§ **Task**
Locate every line in the records below that holds the word "flower" and return each one.

━━ Given records

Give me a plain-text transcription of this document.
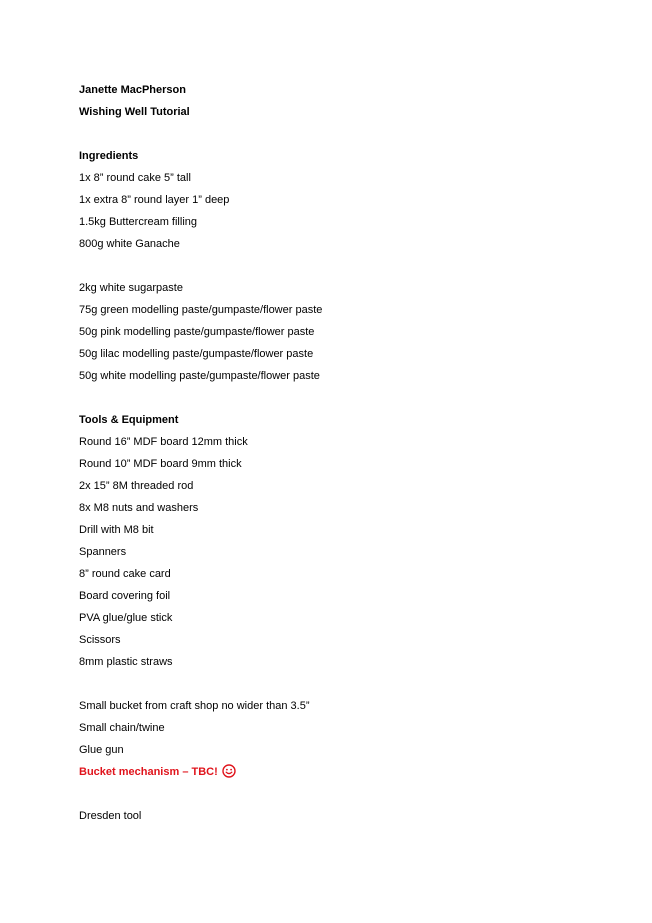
Janette MacPherson
Wishing Well Tutorial
Ingredients
1x 8” round cake 5” tall
1x extra 8” round layer 1” deep
1.5kg Buttercream filling
800g white Ganache
2kg white sugarpaste
75g green modelling paste/gumpaste/flower paste
50g pink modelling paste/gumpaste/flower paste
50g lilac modelling paste/gumpaste/flower paste
50g white modelling paste/gumpaste/flower paste
Tools & Equipment
Round 16” MDF board 12mm thick
Round 10” MDF board 9mm thick
2x 15” 8M threaded rod
8x M8 nuts and washers
Drill with M8 bit
Spanners
8” round cake card
Board covering foil
PVA glue/glue stick
Scissors
8mm plastic straws
Small bucket from craft shop no wider than 3.5”
Small chain/twine
Glue gun
Bucket mechanism – TBC!
Dresden tool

━━━━

§ **Exercise output**
75g green modelling paste/gumpaste/flower paste
50g pink modelling paste/gumpaste/flower paste
50g lilac modelling paste/gumpaste/flower paste
50g white modelling paste/gumpaste/flower paste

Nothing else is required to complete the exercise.